--- start ---

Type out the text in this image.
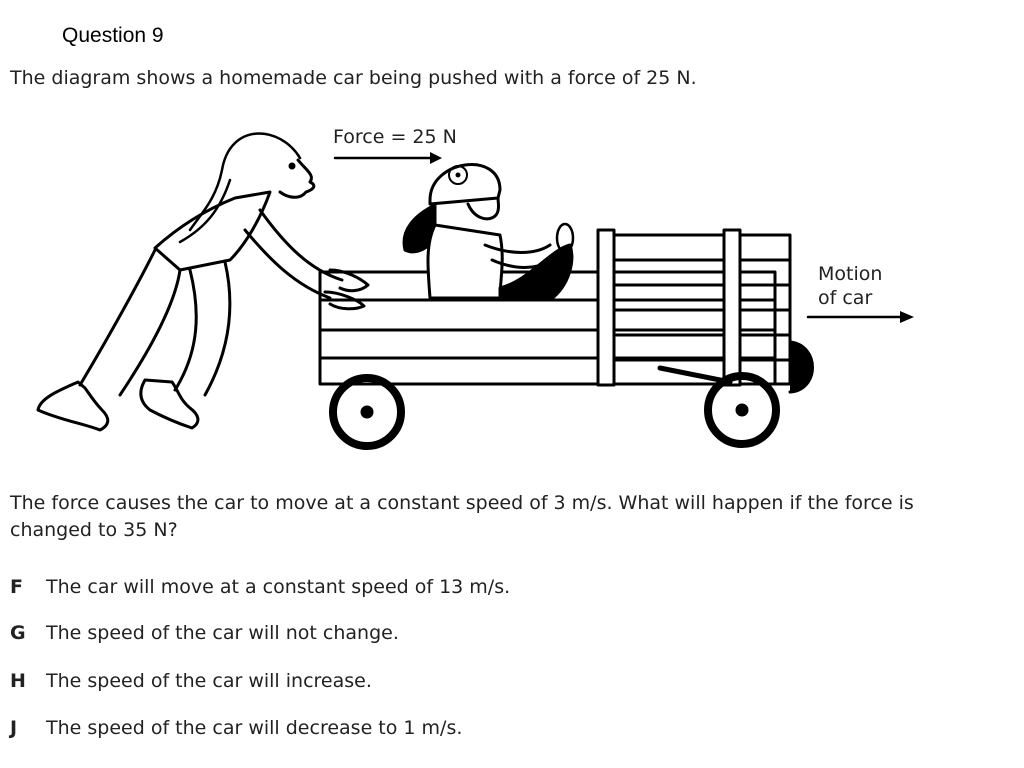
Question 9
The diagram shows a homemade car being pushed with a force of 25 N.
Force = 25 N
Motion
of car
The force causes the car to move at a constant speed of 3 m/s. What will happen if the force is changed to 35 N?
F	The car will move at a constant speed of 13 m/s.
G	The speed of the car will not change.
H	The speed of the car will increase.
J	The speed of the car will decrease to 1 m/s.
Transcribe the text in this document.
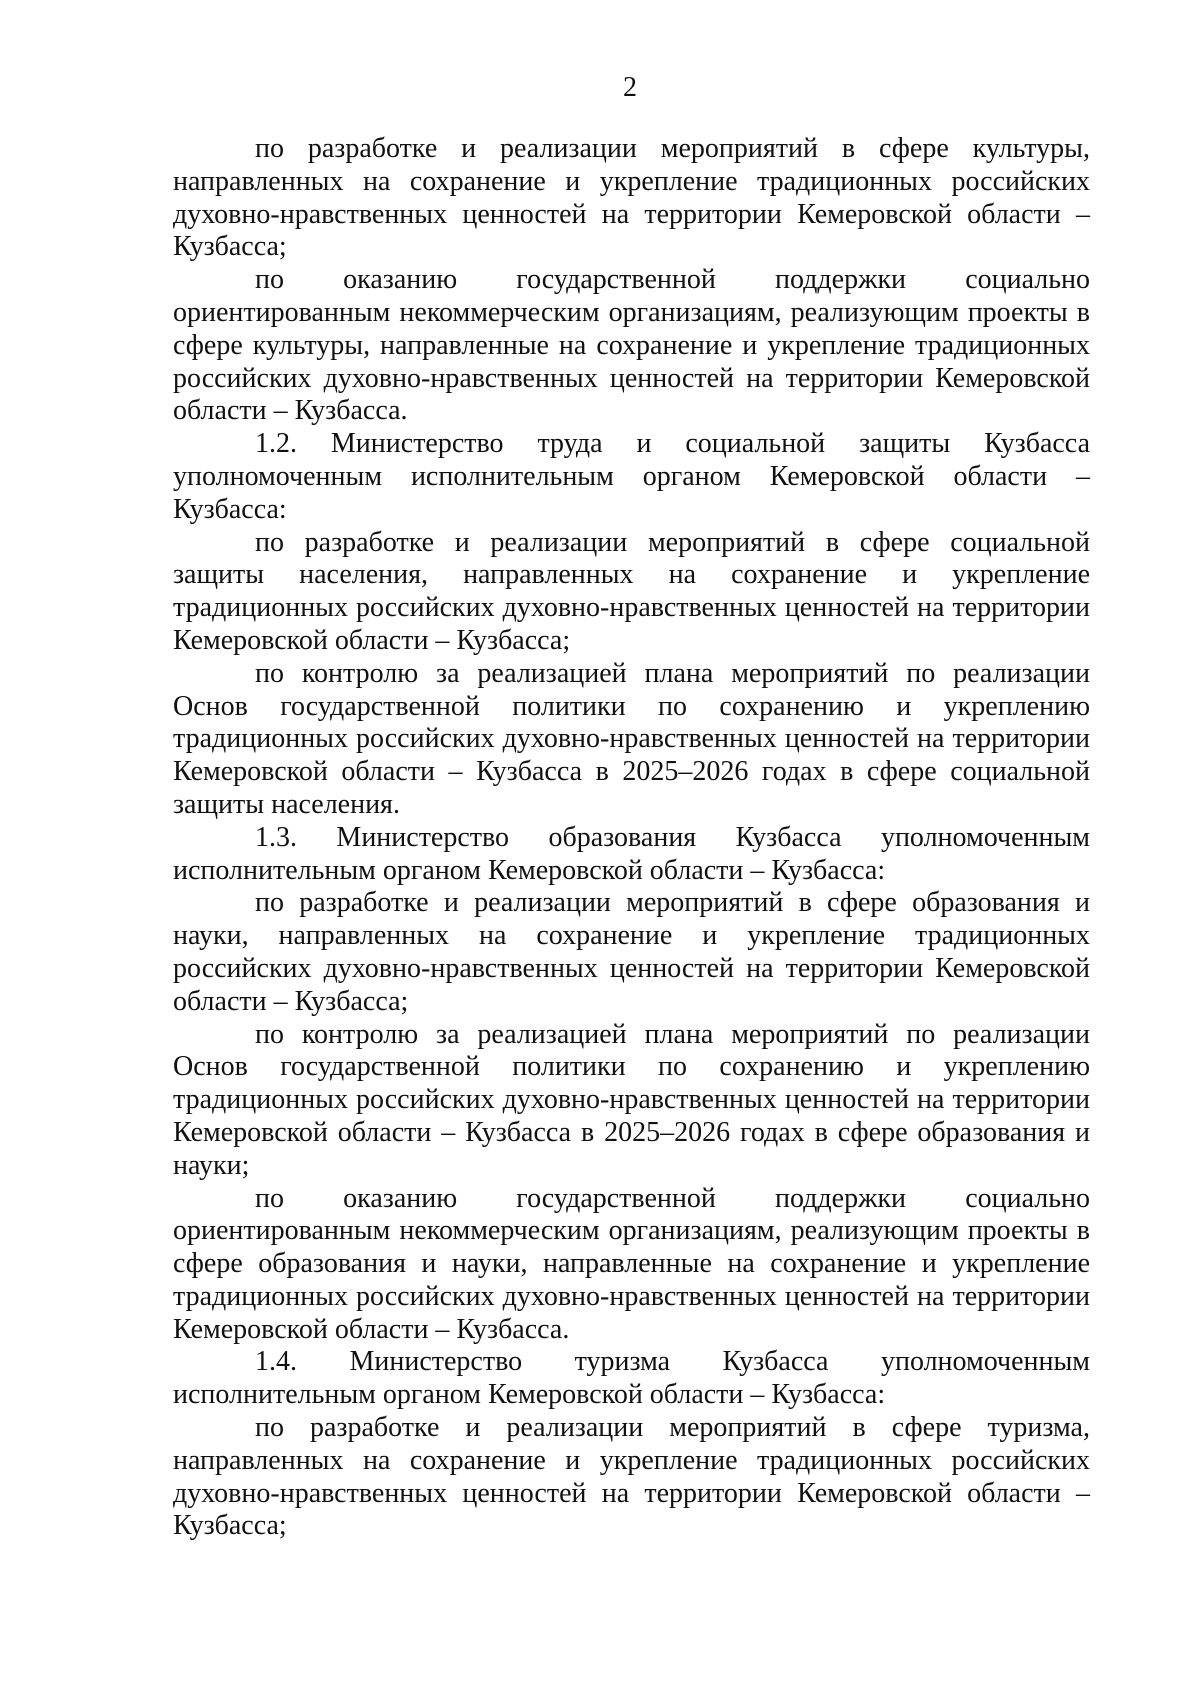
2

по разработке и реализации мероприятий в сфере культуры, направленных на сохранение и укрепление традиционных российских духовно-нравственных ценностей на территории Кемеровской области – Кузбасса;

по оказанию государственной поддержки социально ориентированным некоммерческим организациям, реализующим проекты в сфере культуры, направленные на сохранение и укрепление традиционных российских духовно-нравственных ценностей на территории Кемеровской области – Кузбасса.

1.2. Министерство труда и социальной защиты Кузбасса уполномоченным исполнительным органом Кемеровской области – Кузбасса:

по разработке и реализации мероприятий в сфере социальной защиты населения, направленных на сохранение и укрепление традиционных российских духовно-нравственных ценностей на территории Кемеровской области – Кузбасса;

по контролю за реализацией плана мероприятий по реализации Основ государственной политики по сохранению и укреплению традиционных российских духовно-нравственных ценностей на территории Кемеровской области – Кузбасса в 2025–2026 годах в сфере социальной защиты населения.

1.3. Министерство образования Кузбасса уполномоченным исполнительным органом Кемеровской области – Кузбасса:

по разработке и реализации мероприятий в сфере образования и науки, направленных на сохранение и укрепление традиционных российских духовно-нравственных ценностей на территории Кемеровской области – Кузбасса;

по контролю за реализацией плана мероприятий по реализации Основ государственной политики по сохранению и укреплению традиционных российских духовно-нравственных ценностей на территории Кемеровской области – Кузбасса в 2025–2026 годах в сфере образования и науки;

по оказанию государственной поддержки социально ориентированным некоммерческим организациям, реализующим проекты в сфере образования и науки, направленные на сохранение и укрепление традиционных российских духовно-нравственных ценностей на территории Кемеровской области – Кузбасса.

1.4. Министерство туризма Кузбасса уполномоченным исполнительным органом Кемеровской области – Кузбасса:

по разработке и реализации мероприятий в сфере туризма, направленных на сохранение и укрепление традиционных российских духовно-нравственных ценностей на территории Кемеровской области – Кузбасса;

--- end ---

GIVEN TASK
The listing above needs to be output again exactly. Don't include the pictures.

FULL SOLUTION
Type out the text in this image.
Question 9
The diagram shows a homemade car being pushed with a force of 25 N.
Force = 25 N
Motion
of car
The force causes the car to move at a constant speed of 3 m/s. What will happen if the force is changed to 35 N?
F	The car will move at a constant speed of 13 m/s.
G	The speed of the car will not change.
H	The speed of the car will increase.
J	The speed of the car will decrease to 1 m/s.
Transcribe the text in this document.
2

по разработке и реализации мероприятий в сфере культуры, направленных на сохранение и укрепление традиционных российских духовно-нравственных ценностей на территории Кемеровской области – Кузбасса;

по оказанию государственной поддержки социально ориентированным некоммерческим организациям, реализующим проекты в сфере культуры, направленные на сохранение и укрепление традиционных российских духовно-нравственных ценностей на территории Кемеровской области – Кузбасса.

1.2. Министерство труда и социальной защиты Кузбасса уполномоченным исполнительным органом Кемеровской области – Кузбасса:

по разработке и реализации мероприятий в сфере социальной защиты населения, направленных на сохранение и укрепление традиционных российских духовно-нравственных ценностей на территории Кемеровской области – Кузбасса;

по контролю за реализацией плана мероприятий по реализации Основ государственной политики по сохранению и укреплению традиционных российских духовно-нравственных ценностей на территории Кемеровской области – Кузбасса в 2025–2026 годах в сфере социальной защиты населения.

1.3. Министерство образования Кузбасса уполномоченным исполнительным органом Кемеровской области – Кузбасса:

по разработке и реализации мероприятий в сфере образования и науки, направленных на сохранение и укрепление традиционных российских духовно-нравственных ценностей на территории Кемеровской области – Кузбасса;

по контролю за реализацией плана мероприятий по реализации Основ государственной политики по сохранению и укреплению традиционных российских духовно-нравственных ценностей на территории Кемеровской области – Кузбасса в 2025–2026 годах в сфере образования и науки;

по оказанию государственной поддержки социально ориентированным некоммерческим организациям, реализующим проекты в сфере образования и науки, направленные на сохранение и укрепление традиционных российских духовно-нравственных ценностей на территории Кемеровской области – Кузбасса.

1.4. Министерство туризма Кузбасса уполномоченным исполнительным органом Кемеровской области – Кузбасса:

по разработке и реализации мероприятий в сфере туризма, направленных на сохранение и укрепление традиционных российских духовно-нравственных ценностей на территории Кемеровской области – Кузбасса;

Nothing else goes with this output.